(Required work): Write out each line exactly as it stands, please.

[Data listing]
● ● ● ●
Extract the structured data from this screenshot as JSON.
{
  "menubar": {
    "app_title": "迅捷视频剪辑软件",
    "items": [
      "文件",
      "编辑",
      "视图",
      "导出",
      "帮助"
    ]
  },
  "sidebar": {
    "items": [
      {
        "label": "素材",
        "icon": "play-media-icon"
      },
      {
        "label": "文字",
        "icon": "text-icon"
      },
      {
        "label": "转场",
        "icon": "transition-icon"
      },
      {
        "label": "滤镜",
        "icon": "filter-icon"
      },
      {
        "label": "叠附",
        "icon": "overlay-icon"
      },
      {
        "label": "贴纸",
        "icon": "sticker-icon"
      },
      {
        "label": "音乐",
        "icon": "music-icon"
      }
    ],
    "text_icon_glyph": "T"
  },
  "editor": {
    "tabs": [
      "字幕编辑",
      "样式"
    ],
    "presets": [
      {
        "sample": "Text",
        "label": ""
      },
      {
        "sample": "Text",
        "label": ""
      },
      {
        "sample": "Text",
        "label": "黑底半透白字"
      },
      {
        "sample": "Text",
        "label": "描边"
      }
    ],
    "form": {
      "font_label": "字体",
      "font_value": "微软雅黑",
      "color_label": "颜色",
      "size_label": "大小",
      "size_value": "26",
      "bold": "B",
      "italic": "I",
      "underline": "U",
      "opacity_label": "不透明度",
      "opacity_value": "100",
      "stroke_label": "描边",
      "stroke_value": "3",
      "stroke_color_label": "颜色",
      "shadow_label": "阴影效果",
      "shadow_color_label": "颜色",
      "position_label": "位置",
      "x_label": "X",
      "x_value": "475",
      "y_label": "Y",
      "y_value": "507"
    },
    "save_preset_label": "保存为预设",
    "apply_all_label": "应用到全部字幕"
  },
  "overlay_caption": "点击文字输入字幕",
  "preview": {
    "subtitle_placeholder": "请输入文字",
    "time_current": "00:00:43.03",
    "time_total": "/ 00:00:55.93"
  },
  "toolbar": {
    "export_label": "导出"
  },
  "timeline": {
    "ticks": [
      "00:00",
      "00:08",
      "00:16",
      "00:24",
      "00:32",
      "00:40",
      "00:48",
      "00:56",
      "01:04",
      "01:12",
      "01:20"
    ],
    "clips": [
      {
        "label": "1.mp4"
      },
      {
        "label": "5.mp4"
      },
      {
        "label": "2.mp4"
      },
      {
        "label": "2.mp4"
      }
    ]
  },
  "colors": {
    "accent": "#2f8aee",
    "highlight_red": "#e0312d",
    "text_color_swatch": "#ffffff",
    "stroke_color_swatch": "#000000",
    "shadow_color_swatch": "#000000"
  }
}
● ● ● ●
(Written solution):
Extract the structured data from this screenshot as JSON.
{
  "menubar": {
    "app_title": "迅捷视频剪辑软件",
    "items": [
      "文件",
      "编辑",
      "视图",
      "导出",
      "帮助"
    ]
  },
  "sidebar": {
    "items": [
      {
        "label": "素材",
        "icon": "play-media-icon"
      },
      {
        "label": "文字",
        "icon": "text-icon"
      },
      {
        "label": "转场",
        "icon": "transition-icon"
      },
      {
        "label": "滤镜",
        "icon": "filter-icon"
      },
      {
        "label": "叠附",
        "icon": "overlay-icon"
      },
      {
        "label": "贴纸",
        "icon": "sticker-icon"
      },
      {
        "label": "音乐",
        "icon": "music-icon"
      }
    ],
    "text_icon_glyph": "T"
  },
  "editor": {
    "tabs": [
      "字幕编辑",
      "样式"
    ],
    "presets": [
      {
        "sample": "Text",
        "label": ""
      },
      {
        "sample": "Text",
        "label": ""
      },
      {
        "sample": "Text",
        "label": "黑底半透白字"
      },
      {
        "sample": "Text",
        "label": "描边"
      }
    ],
    "form": {
      "font_label": "字体",
      "font_value": "微软雅黑",
      "color_label": "颜色",
      "size_label": "大小",
      "size_value": "26",
      "bold": "B",
      "italic": "I",
      "underline": "U",
      "opacity_label": "不透明度",
      "opacity_value": "100",
      "stroke_label": "描边",
      "stroke_value": "3",
      "stroke_color_label": "颜色",
      "shadow_label": "阴影效果",
      "shadow_color_label": "颜色",
      "position_label": "位置",
      "x_label": "X",
      "x_value": "475",
      "y_label": "Y",
      "y_value": "507"
    },
    "save_preset_label": "保存为预设",
    "apply_all_label": "应用到全部字幕"
  },
  "overlay_caption": "点击文字输入字幕",
  "preview": {
    "subtitle_placeholder": "请输入文字",
    "time_current": "00:00:43.03",
    "time_total": "/ 00:00:55.93"
  },
  "toolbar": {
    "export_label": "导出"
  },
  "timeline": {
    "ticks": [
      "00:00",
      "00:08",
      "00:16",
      "00:24",
      "00:32",
      "00:40",
      "00:48",
      "00:56",
      "01:04",
      "01:12",
      "01:20"
    ],
    "clips": [
      {
        "label": "1.mp4"
      },
      {
        "label": "5.mp4"
      },
      {
        "label": "2.mp4"
      },
      {
        "label": "2.mp4"
      }
    ]
  },
  "colors": {
    "accent": "#2f8aee",
    "highlight_red": "#e0312d",
    "text_color_swatch": "#ffffff",
    "stroke_color_swatch": "#000000",
    "shadow_color_swatch": "#000000"
  }
}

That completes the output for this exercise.